§ OBJECTIVE:
Quote the material word for word from the line with "What elements are" to the line with "39, 1065, 60]", including both of those lines. Leave out the pictures.

--- GIVEN INFORMATION ---

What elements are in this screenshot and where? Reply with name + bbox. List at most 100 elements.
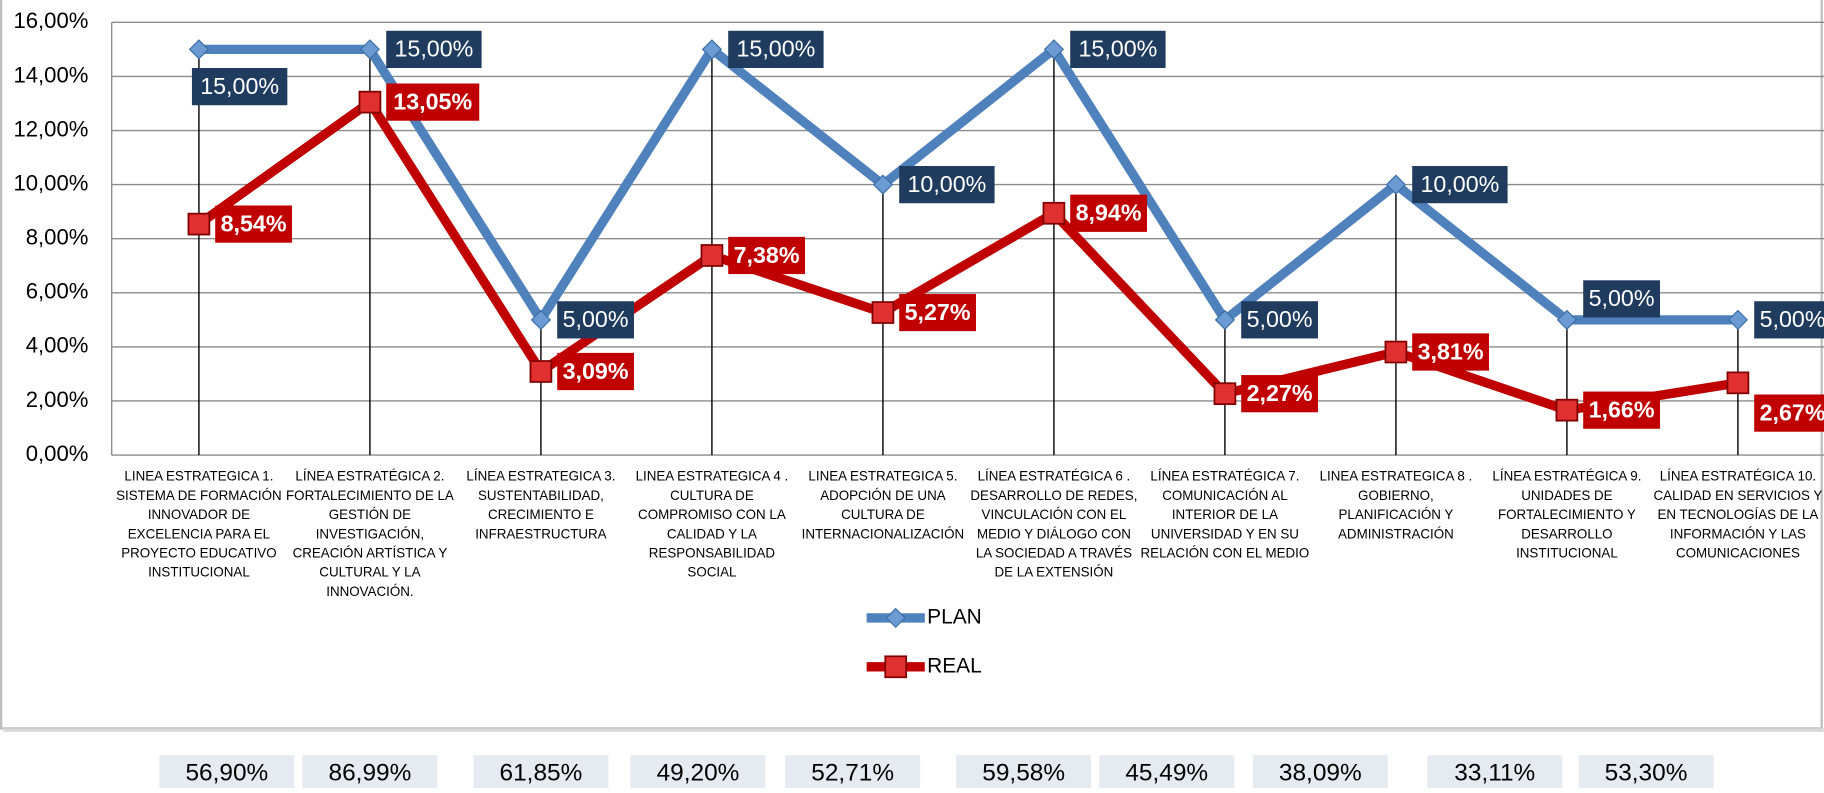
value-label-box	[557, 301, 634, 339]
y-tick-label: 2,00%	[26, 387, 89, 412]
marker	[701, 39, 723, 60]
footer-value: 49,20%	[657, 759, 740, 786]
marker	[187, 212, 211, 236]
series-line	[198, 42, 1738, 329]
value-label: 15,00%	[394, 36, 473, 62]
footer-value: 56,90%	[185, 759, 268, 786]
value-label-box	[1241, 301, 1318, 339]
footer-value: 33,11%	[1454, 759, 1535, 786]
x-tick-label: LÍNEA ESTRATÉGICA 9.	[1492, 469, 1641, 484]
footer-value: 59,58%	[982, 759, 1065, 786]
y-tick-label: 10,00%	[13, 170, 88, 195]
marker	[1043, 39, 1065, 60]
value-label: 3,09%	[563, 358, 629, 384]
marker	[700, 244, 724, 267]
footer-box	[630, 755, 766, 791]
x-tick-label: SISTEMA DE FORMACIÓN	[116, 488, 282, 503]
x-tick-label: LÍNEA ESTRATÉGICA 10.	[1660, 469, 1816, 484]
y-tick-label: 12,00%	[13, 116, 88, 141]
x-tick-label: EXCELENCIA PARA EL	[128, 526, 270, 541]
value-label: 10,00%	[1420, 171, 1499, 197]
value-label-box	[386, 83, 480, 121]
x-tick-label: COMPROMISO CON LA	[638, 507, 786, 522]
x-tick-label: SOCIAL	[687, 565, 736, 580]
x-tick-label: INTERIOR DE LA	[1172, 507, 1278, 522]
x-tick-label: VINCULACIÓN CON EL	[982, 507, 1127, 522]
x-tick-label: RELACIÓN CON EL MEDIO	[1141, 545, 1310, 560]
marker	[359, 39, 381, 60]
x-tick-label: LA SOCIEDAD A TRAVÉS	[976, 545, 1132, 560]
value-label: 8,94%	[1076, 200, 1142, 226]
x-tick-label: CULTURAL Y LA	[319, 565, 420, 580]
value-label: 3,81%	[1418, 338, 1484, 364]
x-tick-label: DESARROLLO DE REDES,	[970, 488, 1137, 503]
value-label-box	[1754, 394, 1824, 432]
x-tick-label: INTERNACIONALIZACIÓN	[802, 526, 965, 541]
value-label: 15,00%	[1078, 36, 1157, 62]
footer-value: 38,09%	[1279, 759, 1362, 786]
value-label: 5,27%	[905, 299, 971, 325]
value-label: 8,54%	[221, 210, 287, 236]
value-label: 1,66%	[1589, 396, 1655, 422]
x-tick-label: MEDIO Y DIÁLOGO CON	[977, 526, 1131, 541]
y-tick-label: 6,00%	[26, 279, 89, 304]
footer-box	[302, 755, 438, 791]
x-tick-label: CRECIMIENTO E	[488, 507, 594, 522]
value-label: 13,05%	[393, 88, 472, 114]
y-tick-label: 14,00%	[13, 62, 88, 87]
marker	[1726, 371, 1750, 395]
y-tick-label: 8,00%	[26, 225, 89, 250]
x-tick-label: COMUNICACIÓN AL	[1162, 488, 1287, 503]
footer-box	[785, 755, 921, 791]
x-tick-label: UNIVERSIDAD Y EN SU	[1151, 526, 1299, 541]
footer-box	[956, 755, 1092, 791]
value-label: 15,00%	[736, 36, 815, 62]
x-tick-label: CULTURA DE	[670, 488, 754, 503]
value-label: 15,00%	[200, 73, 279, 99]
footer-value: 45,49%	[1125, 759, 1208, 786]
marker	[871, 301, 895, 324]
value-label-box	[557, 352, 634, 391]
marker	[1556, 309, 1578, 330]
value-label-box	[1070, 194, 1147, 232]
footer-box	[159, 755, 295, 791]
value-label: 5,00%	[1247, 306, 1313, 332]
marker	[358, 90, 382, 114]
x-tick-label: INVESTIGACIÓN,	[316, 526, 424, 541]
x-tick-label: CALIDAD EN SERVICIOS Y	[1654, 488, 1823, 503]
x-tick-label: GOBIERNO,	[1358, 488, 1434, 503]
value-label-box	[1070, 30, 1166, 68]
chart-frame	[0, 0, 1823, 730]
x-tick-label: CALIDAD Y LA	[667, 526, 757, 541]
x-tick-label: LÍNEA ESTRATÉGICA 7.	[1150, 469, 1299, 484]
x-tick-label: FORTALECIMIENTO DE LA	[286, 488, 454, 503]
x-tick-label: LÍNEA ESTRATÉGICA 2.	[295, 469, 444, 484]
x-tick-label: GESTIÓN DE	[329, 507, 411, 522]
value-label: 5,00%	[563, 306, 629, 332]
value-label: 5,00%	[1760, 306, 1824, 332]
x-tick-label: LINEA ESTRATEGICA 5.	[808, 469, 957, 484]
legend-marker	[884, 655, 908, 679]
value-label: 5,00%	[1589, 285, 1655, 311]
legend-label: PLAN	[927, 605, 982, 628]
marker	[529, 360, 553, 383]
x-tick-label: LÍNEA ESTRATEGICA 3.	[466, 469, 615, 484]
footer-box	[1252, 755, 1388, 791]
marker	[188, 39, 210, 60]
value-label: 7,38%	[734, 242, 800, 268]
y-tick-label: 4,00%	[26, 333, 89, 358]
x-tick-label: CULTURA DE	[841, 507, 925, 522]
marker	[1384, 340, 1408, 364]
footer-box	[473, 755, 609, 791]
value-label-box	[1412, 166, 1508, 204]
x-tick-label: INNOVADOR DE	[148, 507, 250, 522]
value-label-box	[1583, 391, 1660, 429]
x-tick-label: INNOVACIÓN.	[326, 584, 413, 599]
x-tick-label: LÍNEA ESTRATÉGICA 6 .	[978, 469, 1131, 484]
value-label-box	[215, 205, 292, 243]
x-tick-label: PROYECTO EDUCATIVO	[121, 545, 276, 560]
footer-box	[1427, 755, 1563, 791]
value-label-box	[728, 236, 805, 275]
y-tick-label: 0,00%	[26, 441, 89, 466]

---
--- GIVEN INFORMATION ---

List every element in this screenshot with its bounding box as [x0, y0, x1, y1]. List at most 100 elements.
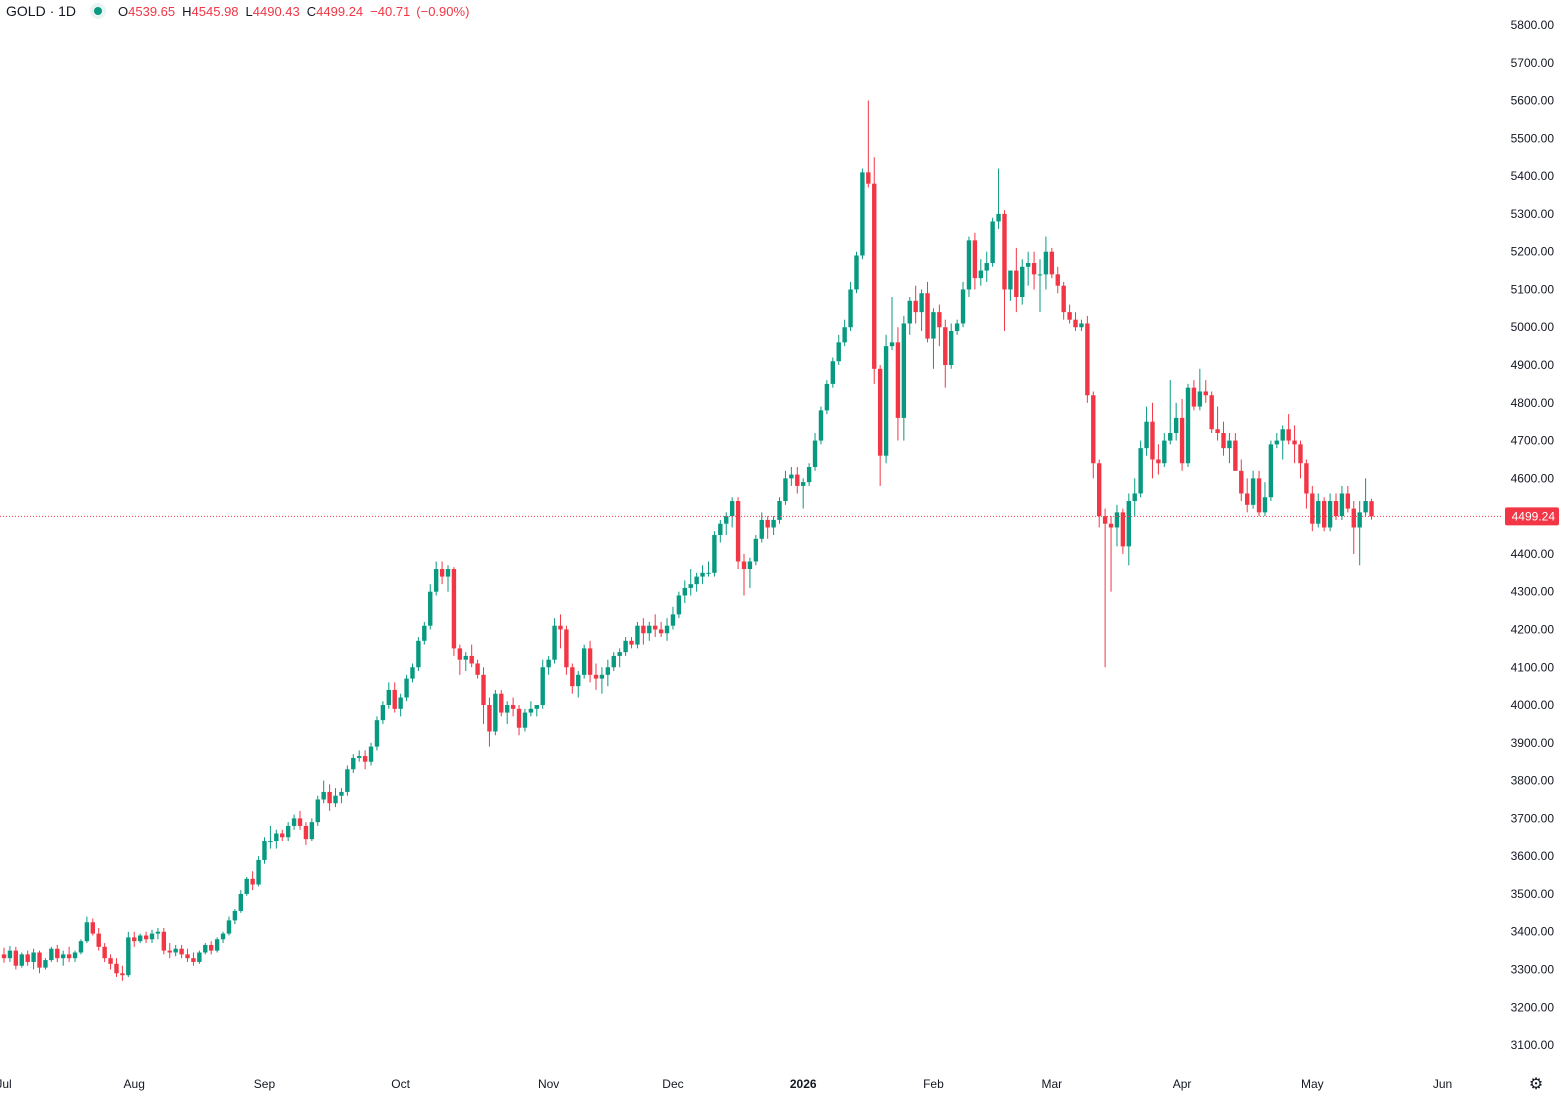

---
--- GIVEN INFORMATION ---

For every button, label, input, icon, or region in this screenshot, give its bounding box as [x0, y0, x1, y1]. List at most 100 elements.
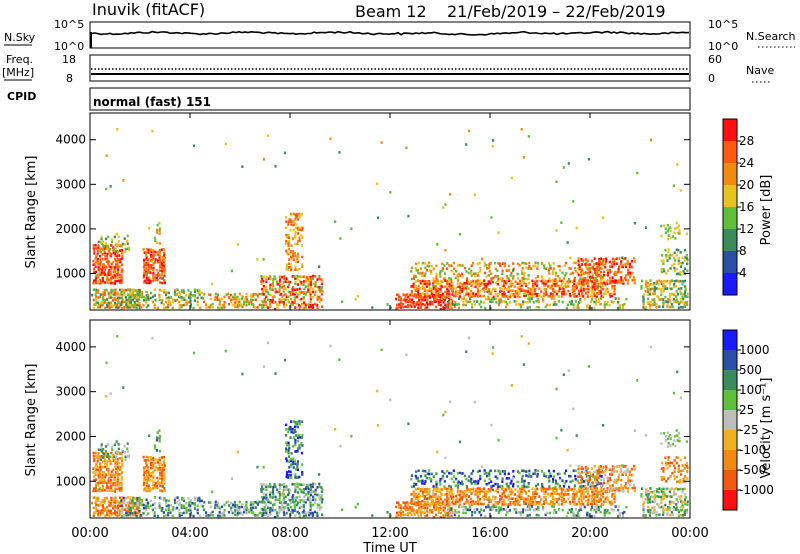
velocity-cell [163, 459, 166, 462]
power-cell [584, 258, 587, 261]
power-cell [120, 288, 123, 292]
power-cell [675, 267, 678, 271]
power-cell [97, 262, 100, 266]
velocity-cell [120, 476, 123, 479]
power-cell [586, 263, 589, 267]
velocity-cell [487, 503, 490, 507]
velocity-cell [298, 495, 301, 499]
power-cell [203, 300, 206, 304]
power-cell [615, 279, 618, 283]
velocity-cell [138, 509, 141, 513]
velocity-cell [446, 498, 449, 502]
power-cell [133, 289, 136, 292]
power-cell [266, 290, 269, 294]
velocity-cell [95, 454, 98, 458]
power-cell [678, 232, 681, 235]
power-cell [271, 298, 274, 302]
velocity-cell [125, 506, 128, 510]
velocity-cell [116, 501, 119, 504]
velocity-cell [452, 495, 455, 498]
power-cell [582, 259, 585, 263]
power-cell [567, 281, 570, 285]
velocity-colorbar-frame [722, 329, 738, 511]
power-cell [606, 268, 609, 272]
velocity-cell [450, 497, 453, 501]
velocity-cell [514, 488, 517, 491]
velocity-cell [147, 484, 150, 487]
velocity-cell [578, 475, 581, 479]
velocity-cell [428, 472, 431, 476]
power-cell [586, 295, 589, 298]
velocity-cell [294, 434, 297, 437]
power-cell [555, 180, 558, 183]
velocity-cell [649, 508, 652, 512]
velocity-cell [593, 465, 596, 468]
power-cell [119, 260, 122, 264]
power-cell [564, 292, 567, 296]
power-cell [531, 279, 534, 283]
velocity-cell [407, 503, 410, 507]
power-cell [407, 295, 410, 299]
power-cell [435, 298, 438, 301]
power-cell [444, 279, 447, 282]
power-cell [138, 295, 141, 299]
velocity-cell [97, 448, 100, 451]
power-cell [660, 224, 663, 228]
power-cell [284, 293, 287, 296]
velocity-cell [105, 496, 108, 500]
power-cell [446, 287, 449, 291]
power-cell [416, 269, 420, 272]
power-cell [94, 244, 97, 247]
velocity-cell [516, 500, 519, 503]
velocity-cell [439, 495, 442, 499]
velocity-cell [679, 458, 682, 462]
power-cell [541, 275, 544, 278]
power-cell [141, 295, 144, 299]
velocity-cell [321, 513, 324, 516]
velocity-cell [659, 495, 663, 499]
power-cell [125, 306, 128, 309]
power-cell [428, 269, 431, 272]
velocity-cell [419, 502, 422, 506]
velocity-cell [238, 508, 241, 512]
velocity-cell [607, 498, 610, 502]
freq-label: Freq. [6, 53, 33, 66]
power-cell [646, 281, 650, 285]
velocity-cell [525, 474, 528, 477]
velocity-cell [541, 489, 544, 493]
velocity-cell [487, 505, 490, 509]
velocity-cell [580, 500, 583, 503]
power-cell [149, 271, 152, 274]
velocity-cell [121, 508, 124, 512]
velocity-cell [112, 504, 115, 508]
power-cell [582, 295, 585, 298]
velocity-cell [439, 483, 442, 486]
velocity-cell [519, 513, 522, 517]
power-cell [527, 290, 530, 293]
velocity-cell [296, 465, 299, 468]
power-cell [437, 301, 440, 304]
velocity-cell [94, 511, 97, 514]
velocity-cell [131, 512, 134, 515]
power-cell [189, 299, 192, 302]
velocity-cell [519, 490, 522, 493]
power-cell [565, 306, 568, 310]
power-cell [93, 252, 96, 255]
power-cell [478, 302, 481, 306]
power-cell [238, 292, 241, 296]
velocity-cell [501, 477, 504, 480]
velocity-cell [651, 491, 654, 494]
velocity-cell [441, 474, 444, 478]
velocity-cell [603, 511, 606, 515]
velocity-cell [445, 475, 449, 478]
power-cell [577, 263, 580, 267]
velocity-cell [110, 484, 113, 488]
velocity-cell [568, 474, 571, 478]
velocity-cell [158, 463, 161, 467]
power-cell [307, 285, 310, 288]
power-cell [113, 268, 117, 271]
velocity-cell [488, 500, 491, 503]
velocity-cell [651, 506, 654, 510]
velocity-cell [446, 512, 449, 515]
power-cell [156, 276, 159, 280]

---

§ TASK OUTPUT:
What elements are in this screenshot and where? Reply with name + bbox. List at most 100 elements.
value-label-box	[557, 301, 634, 339]
y-tick-label: 2,00%	[26, 387, 89, 412]
marker	[701, 39, 723, 60]
footer-value: 49,20%	[657, 759, 740, 786]
marker	[187, 212, 211, 236]
series-line	[198, 42, 1738, 329]
value-label: 15,00%	[394, 36, 473, 62]
footer-value: 56,90%	[185, 759, 268, 786]
value-label-box	[1241, 301, 1318, 339]
footer-value: 33,11%	[1454, 759, 1535, 786]
x-tick-label: LÍNEA ESTRATÉGICA 9.	[1492, 469, 1641, 484]
footer-value: 59,58%	[982, 759, 1065, 786]
y-tick-label: 10,00%	[13, 170, 88, 195]
marker	[1043, 39, 1065, 60]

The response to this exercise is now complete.